What is expected: Read the records and write them out again exactly.
□ □ □ □
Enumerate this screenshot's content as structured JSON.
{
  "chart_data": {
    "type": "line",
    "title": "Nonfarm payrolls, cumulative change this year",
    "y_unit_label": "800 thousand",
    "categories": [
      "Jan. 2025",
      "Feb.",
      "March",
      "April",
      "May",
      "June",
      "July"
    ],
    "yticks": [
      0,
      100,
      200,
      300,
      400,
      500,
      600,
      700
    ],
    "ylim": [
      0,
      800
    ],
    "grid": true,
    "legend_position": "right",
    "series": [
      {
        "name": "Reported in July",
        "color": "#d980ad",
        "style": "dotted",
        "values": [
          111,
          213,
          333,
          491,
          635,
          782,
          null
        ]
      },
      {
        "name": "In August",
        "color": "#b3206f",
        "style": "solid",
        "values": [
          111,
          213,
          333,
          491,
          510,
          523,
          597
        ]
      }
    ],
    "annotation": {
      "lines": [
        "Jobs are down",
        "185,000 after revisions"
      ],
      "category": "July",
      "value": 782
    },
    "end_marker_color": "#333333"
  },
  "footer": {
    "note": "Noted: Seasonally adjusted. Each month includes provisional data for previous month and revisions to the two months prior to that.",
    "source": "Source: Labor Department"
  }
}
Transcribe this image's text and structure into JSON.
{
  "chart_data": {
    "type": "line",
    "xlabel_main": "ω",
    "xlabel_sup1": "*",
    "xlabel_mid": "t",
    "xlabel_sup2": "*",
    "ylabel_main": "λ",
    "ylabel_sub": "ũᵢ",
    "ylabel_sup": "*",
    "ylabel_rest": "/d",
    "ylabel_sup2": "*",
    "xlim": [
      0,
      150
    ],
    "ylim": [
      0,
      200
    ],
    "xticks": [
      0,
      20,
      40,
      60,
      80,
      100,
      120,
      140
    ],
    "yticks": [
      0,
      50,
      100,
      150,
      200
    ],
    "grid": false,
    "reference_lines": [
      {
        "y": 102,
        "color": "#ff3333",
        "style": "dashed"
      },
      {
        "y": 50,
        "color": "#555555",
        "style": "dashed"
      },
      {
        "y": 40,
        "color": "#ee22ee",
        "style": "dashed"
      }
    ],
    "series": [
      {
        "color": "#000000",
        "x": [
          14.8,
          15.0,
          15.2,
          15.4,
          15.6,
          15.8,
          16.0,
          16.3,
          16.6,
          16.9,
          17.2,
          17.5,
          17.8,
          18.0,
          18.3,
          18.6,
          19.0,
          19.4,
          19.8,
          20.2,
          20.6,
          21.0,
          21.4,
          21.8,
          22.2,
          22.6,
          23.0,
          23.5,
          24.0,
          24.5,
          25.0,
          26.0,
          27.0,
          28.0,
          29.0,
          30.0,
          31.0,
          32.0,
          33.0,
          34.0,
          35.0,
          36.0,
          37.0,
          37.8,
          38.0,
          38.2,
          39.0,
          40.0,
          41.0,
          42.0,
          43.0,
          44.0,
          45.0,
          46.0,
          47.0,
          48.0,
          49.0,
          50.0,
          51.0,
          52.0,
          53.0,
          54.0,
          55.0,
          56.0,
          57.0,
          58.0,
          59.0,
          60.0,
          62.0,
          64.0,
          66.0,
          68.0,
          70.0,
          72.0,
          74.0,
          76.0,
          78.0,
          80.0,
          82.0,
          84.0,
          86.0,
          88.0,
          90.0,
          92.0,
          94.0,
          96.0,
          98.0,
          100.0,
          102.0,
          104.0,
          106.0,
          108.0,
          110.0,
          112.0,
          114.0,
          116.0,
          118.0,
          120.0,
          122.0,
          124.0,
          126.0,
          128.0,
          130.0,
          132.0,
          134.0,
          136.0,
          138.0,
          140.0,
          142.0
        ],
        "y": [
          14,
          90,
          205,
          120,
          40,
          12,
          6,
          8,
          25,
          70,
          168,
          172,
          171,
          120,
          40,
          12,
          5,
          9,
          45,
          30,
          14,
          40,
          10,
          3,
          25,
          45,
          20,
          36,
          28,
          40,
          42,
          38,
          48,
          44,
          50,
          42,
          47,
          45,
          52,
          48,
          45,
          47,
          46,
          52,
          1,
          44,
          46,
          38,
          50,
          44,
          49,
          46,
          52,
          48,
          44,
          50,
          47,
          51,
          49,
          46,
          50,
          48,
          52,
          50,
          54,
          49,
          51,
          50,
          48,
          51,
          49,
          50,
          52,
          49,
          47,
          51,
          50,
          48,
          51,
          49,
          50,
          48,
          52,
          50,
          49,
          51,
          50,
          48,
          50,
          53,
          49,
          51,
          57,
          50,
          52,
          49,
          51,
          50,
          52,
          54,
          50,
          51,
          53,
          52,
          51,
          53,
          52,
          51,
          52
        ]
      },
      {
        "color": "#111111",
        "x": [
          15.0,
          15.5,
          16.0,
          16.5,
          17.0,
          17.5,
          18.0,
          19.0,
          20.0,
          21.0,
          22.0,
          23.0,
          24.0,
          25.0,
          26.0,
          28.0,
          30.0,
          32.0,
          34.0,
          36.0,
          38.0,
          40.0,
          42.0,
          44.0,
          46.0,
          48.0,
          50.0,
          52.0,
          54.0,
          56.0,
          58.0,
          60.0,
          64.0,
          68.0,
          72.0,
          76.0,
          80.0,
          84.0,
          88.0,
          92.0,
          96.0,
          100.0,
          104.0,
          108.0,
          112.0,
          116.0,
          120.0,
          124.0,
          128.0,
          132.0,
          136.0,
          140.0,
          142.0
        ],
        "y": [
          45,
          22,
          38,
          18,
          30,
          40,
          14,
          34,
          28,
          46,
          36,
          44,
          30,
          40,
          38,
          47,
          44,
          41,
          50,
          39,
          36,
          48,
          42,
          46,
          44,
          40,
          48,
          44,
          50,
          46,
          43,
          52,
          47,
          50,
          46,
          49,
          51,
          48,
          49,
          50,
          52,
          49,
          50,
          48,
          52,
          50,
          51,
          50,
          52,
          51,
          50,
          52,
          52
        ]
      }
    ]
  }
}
□ □ □ □
Solution for this task:
Enumerate this screenshot's content as structured JSON.
{
  "chart_data": {
    "type": "line",
    "title": "Nonfarm payrolls, cumulative change this year",
    "y_unit_label": "800 thousand",
    "categories": [
      "Jan. 2025",
      "Feb.",
      "March",
      "April",
      "May",
      "June",
      "July"
    ],
    "yticks": [
      0,
      100,
      200,
      300,
      400,
      500,
      600,
      700
    ],
    "ylim": [
      0,
      800
    ],
    "grid": true,
    "legend_position": "right",
    "series": [
      {
        "name": "Reported in July",
        "color": "#d980ad",
        "style": "dotted",
        "values": [
          111,
          213,
          333,
          491,
          635,
          782,
          null
        ]
      },
      {
        "name": "In August",
        "color": "#b3206f",
        "style": "solid",
        "values": [
          111,
          213,
          333,
          491,
          510,
          523,
          597
        ]
      }
    ],
    "annotation": {
      "lines": [
        "Jobs are down",
        "185,000 after revisions"
      ],
      "category": "July",
      "value": 782
    },
    "end_marker_color": "#333333"
  },
  "footer": {
    "note": "Noted: Seasonally adjusted. Each month includes provisional data for previous month and revisions to the two months prior to that.",
    "source": "Source: Labor Department"
  }
}
Transcribe this image's text and structure into JSON.
{
  "chart_data": {
    "type": "line",
    "xlabel_main": "ω",
    "xlabel_sup1": "*",
    "xlabel_mid": "t",
    "xlabel_sup2": "*",
    "ylabel_main": "λ",
    "ylabel_sub": "ũᵢ",
    "ylabel_sup": "*",
    "ylabel_rest": "/d",
    "ylabel_sup2": "*",
    "xlim": [
      0,
      150
    ],
    "ylim": [
      0,
      200
    ],
    "xticks": [
      0,
      20,
      40,
      60,
      80,
      100,
      120,
      140
    ],
    "yticks": [
      0,
      50,
      100,
      150,
      200
    ],
    "grid": false,
    "reference_lines": [
      {
        "y": 102,
        "color": "#ff3333",
        "style": "dashed"
      },
      {
        "y": 50,
        "color": "#555555",
        "style": "dashed"
      },
      {
        "y": 40,
        "color": "#ee22ee",
        "style": "dashed"
      }
    ],
    "series": [
      {
        "color": "#000000",
        "x": [
          14.8,
          15.0,
          15.2,
          15.4,
          15.6,
          15.8,
          16.0,
          16.3,
          16.6,
          16.9,
          17.2,
          17.5,
          17.8,
          18.0,
          18.3,
          18.6,
          19.0,
          19.4,
          19.8,
          20.2,
          20.6,
          21.0,
          21.4,
          21.8,
          22.2,
          22.6,
          23.0,
          23.5,
          24.0,
          24.5,
          25.0,
          26.0,
          27.0,
          28.0,
          29.0,
          30.0,
          31.0,
          32.0,
          33.0,
          34.0,
          35.0,
          36.0,
          37.0,
          37.8,
          38.0,
          38.2,
          39.0,
          40.0,
          41.0,
          42.0,
          43.0,
          44.0,
          45.0,
          46.0,
          47.0,
          48.0,
          49.0,
          50.0,
          51.0,
          52.0,
          53.0,
          54.0,
          55.0,
          56.0,
          57.0,
          58.0,
          59.0,
          60.0,
          62.0,
          64.0,
          66.0,
          68.0,
          70.0,
          72.0,
          74.0,
          76.0,
          78.0,
          80.0,
          82.0,
          84.0,
          86.0,
          88.0,
          90.0,
          92.0,
          94.0,
          96.0,
          98.0,
          100.0,
          102.0,
          104.0,
          106.0,
          108.0,
          110.0,
          112.0,
          114.0,
          116.0,
          118.0,
          120.0,
          122.0,
          124.0,
          126.0,
          128.0,
          130.0,
          132.0,
          134.0,
          136.0,
          138.0,
          140.0,
          142.0
        ],
        "y": [
          14,
          90,
          205,
          120,
          40,
          12,
          6,
          8,
          25,
          70,
          168,
          172,
          171,
          120,
          40,
          12,
          5,
          9,
          45,
          30,
          14,
          40,
          10,
          3,
          25,
          45,
          20,
          36,
          28,
          40,
          42,
          38,
          48,
          44,
          50,
          42,
          47,
          45,
          52,
          48,
          45,
          47,
          46,
          52,
          1,
          44,
          46,
          38,
          50,
          44,
          49,
          46,
          52,
          48,
          44,
          50,
          47,
          51,
          49,
          46,
          50,
          48,
          52,
          50,
          54,
          49,
          51,
          50,
          48,
          51,
          49,
          50,
          52,
          49,
          47,
          51,
          50,
          48,
          51,
          49,
          50,
          48,
          52,
          50,
          49,
          51,
          50,
          48,
          50,
          53,
          49,
          51,
          57,
          50,
          52,
          49,
          51,
          50,
          52,
          54,
          50,
          51,
          53,
          52,
          51,
          53,
          52,
          51,
          52
        ]
      },
      {
        "color": "#111111",
        "x": [
          15.0,
          15.5,
          16.0,
          16.5,
          17.0,
          17.5,
          18.0,
          19.0,
          20.0,
          21.0,
          22.0,
          23.0,
          24.0,
          25.0,
          26.0,
          28.0,
          30.0,
          32.0,
          34.0,
          36.0,
          38.0,
          40.0,
          42.0,
          44.0,
          46.0,
          48.0,
          50.0,
          52.0,
          54.0,
          56.0,
          58.0,
          60.0,
          64.0,
          68.0,
          72.0,
          76.0,
          80.0,
          84.0,
          88.0,
          92.0,
          96.0,
          100.0,
          104.0,
          108.0,
          112.0,
          116.0,
          120.0,
          124.0,
          128.0,
          132.0,
          136.0,
          140.0,
          142.0
        ],
        "y": [
          45,
          22,
          38,
          18,
          30,
          40,
          14,
          34,
          28,
          46,
          36,
          44,
          30,
          40,
          38,
          47,
          44,
          41,
          50,
          39,
          36,
          48,
          42,
          46,
          44,
          40,
          48,
          44,
          50,
          46,
          43,
          52,
          47,
          50,
          46,
          49,
          51,
          48,
          49,
          50,
          52,
          49,
          50,
          48,
          52,
          50,
          51,
          50,
          52,
          51,
          50,
          52,
          52
        ]
      }
    ]
  }
}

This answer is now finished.